[Data items]
══════════════════════════════

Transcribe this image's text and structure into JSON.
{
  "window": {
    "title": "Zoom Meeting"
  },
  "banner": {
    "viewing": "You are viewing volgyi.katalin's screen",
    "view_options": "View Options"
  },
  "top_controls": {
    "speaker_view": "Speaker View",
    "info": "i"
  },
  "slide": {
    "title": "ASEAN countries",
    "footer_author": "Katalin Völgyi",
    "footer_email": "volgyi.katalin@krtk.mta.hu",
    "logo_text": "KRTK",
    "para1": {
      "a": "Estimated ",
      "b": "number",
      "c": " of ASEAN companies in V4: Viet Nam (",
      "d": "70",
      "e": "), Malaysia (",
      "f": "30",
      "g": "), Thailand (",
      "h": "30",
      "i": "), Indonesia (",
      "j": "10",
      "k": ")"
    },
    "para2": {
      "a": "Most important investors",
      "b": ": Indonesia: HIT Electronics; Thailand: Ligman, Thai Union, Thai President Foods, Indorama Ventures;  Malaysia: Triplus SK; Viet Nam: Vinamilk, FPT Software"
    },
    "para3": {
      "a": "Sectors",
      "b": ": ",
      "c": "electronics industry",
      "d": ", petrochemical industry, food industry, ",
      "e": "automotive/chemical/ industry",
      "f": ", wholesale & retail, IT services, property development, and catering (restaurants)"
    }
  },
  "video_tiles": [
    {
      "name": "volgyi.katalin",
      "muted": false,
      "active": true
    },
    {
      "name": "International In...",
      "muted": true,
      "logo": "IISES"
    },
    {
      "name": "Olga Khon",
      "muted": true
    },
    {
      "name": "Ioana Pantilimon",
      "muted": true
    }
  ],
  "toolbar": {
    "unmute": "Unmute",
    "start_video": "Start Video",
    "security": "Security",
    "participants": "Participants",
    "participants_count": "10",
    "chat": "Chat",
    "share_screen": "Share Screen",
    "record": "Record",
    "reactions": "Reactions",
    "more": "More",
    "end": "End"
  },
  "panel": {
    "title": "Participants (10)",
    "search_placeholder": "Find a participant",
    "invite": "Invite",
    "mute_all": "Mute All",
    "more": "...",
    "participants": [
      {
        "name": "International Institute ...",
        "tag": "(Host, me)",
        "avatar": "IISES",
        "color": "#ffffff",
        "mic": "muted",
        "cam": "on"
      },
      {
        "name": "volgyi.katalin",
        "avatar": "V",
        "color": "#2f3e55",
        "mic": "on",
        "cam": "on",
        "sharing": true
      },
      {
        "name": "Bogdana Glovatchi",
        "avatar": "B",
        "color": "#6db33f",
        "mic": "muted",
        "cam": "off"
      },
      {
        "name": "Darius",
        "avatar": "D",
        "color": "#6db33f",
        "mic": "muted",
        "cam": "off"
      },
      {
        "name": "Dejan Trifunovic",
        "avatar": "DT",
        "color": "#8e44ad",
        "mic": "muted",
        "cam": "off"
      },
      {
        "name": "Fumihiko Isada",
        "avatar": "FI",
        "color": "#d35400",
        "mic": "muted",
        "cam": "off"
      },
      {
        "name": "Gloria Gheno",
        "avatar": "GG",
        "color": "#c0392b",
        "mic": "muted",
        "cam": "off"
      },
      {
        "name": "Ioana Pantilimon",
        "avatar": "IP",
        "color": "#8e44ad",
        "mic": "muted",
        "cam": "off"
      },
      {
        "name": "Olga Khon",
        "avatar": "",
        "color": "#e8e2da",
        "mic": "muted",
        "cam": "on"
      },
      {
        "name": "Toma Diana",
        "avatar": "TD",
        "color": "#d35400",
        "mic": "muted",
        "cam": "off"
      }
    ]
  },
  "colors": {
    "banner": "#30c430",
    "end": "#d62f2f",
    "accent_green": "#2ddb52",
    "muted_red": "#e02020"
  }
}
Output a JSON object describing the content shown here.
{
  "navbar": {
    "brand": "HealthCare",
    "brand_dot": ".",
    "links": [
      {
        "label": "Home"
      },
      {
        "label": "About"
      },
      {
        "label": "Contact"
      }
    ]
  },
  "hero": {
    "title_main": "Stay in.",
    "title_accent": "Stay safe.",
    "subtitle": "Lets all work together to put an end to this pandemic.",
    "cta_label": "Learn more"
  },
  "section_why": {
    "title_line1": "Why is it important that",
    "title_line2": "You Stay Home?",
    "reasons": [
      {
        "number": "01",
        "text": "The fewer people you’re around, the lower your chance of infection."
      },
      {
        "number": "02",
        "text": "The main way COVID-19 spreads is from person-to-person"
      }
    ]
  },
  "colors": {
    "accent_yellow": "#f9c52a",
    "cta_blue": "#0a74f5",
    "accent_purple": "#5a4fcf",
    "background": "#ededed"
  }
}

══════════════════════════════

* [Requirement]: All of the records must be repeated exactly.

* [Output]:
Transcribe this image's text and structure into JSON.
{
  "window": {
    "title": "Zoom Meeting"
  },
  "banner": {
    "viewing": "You are viewing volgyi.katalin's screen",
    "view_options": "View Options"
  },
  "top_controls": {
    "speaker_view": "Speaker View",
    "info": "i"
  },
  "slide": {
    "title": "ASEAN countries",
    "footer_author": "Katalin Völgyi",
    "footer_email": "volgyi.katalin@krtk.mta.hu",
    "logo_text": "KRTK",
    "para1": {
      "a": "Estimated ",
      "b": "number",
      "c": " of ASEAN companies in V4: Viet Nam (",
      "d": "70",
      "e": "), Malaysia (",
      "f": "30",
      "g": "), Thailand (",
      "h": "30",
      "i": "), Indonesia (",
      "j": "10",
      "k": ")"
    },
    "para2": {
      "a": "Most important investors",
      "b": ": Indonesia: HIT Electronics; Thailand: Ligman, Thai Union, Thai President Foods, Indorama Ventures;  Malaysia: Triplus SK; Viet Nam: Vinamilk, FPT Software"
    },
    "para3": {
      "a": "Sectors",
      "b": ": ",
      "c": "electronics industry",
      "d": ", petrochemical industry, food industry, ",
      "e": "automotive/chemical/ industry",
      "f": ", wholesale & retail, IT services, property development, and catering (restaurants)"
    }
  },
  "video_tiles": [
    {
      "name": "volgyi.katalin",
      "muted": false,
      "active": true
    },
    {
      "name": "International In...",
      "muted": true,
      "logo": "IISES"
    },
    {
      "name": "Olga Khon",
      "muted": true
    },
    {
      "name": "Ioana Pantilimon",
      "muted": true
    }
  ],
  "toolbar": {
    "unmute": "Unmute",
    "start_video": "Start Video",
    "security": "Security",
    "participants": "Participants",
    "participants_count": "10",
    "chat": "Chat",
    "share_screen": "Share Screen",
    "record": "Record",
    "reactions": "Reactions",
    "more": "More",
    "end": "End"
  },
  "panel": {
    "title": "Participants (10)",
    "search_placeholder": "Find a participant",
    "invite": "Invite",
    "mute_all": "Mute All",
    "more": "...",
    "participants": [
      {
        "name": "International Institute ...",
        "tag": "(Host, me)",
        "avatar": "IISES",
        "color": "#ffffff",
        "mic": "muted",
        "cam": "on"
      },
      {
        "name": "volgyi.katalin",
        "avatar": "V",
        "color": "#2f3e55",
        "mic": "on",
        "cam": "on",
        "sharing": true
      },
      {
        "name": "Bogdana Glovatchi",
        "avatar": "B",
        "color": "#6db33f",
        "mic": "muted",
        "cam": "off"
      },
      {
        "name": "Darius",
        "avatar": "D",
        "color": "#6db33f",
        "mic": "muted",
        "cam": "off"
      },
      {
        "name": "Dejan Trifunovic",
        "avatar": "DT",
        "color": "#8e44ad",
        "mic": "muted",
        "cam": "off"
      },
      {
        "name": "Fumihiko Isada",
        "avatar": "FI",
        "color": "#d35400",
        "mic": "muted",
        "cam": "off"
      },
      {
        "name": "Gloria Gheno",
        "avatar": "GG",
        "color": "#c0392b",
        "mic": "muted",
        "cam": "off"
      },
      {
        "name": "Ioana Pantilimon",
        "avatar": "IP",
        "color": "#8e44ad",
        "mic": "muted",
        "cam": "off"
      },
      {
        "name": "Olga Khon",
        "avatar": "",
        "color": "#e8e2da",
        "mic": "muted",
        "cam": "on"
      },
      {
        "name": "Toma Diana",
        "avatar": "TD",
        "color": "#d35400",
        "mic": "muted",
        "cam": "off"
      }
    ]
  },
  "colors": {
    "banner": "#30c430",
    "end": "#d62f2f",
    "accent_green": "#2ddb52",
    "muted_red": "#e02020"
  }
}
Output a JSON object describing the content shown here.
{
  "navbar": {
    "brand": "HealthCare",
    "brand_dot": ".",
    "links": [
      {
        "label": "Home"
      },
      {
        "label": "About"
      },
      {
        "label": "Contact"
      }
    ]
  },
  "hero": {
    "title_main": "Stay in.",
    "title_accent": "Stay safe.",
    "subtitle": "Lets all work together to put an end to this pandemic.",
    "cta_label": "Learn more"
  },
  "section_why": {
    "title_line1": "Why is it important that",
    "title_line2": "You Stay Home?",
    "reasons": [
      {
        "number": "01",
        "text": "The fewer people you’re around, the lower your chance of infection."
      },
      {
        "number": "02",
        "text": "The main way COVID-19 spreads is from person-to-person"
      }
    ]
  },
  "colors": {
    "accent_yellow": "#f9c52a",
    "cta_blue": "#0a74f5",
    "accent_purple": "#5a4fcf",
    "background": "#ededed"
  }
}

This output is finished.